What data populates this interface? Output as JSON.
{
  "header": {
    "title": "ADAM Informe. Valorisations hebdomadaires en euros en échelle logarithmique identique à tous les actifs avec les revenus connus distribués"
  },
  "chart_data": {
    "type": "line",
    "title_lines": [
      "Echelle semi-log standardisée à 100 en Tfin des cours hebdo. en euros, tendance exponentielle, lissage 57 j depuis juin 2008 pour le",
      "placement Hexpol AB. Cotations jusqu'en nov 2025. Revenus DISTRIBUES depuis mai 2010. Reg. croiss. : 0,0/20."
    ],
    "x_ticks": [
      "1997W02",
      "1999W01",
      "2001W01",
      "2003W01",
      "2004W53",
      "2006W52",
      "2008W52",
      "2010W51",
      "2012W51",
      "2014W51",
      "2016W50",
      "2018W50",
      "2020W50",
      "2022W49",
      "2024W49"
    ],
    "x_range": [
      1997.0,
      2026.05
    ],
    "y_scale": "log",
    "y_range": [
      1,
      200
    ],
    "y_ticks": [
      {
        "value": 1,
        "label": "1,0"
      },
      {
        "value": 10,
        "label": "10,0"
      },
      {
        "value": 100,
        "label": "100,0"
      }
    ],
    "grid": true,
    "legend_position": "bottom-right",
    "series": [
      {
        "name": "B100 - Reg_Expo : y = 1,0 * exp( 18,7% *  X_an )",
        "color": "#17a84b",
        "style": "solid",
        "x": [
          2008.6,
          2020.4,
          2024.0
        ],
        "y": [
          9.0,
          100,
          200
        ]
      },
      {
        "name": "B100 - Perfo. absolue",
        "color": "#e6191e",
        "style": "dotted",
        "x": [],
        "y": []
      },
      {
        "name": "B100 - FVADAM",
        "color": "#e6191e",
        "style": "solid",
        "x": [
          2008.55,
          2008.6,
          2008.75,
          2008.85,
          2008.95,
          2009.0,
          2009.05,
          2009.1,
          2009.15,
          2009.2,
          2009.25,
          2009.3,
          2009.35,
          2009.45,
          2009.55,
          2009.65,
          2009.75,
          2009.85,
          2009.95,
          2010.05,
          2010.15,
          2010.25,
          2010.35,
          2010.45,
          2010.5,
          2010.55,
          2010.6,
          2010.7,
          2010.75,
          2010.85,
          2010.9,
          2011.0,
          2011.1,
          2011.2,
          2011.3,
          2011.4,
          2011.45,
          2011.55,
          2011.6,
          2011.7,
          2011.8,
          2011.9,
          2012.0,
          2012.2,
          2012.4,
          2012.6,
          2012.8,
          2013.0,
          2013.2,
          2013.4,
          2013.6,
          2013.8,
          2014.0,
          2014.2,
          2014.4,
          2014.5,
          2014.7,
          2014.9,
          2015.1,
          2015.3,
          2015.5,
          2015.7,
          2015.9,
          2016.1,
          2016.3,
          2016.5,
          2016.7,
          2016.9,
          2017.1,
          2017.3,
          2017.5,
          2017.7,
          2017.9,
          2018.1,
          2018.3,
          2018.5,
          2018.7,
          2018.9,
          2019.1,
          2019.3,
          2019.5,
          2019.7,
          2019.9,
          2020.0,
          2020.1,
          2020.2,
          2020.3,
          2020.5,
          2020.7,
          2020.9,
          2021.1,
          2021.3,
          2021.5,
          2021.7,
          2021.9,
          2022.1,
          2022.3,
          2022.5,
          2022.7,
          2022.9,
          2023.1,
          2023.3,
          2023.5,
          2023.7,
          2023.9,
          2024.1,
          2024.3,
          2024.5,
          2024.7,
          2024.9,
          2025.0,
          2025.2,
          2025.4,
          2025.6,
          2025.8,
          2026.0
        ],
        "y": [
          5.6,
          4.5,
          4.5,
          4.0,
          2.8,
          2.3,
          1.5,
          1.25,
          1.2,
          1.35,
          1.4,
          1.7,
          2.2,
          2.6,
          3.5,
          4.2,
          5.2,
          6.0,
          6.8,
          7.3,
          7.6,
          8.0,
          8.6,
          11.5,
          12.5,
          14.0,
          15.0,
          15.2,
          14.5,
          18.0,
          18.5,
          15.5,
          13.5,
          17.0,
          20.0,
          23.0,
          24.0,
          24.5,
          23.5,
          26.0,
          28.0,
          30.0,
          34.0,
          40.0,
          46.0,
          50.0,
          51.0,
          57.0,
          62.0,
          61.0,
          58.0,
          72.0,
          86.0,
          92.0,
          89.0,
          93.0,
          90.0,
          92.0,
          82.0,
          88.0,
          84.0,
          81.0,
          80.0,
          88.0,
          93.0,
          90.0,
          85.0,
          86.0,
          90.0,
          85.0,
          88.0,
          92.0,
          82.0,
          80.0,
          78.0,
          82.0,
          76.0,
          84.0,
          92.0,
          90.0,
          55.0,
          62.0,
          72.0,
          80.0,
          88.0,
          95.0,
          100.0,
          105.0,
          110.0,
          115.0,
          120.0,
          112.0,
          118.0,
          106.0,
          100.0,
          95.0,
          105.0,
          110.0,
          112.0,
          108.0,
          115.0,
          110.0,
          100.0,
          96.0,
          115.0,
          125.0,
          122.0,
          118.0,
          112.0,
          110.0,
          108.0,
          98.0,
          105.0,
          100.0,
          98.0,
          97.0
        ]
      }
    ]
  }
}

YOUR OBJECTIVE |
Search the records for the word "name". Copy every line that has it.

RESULT |
        "name": "B100 - Reg_Expo : y = 1,0 * exp( 18,7% *  X_an )",
        "name": "B100 - Perfo. absolue",
        "name": "B100 - FVADAM",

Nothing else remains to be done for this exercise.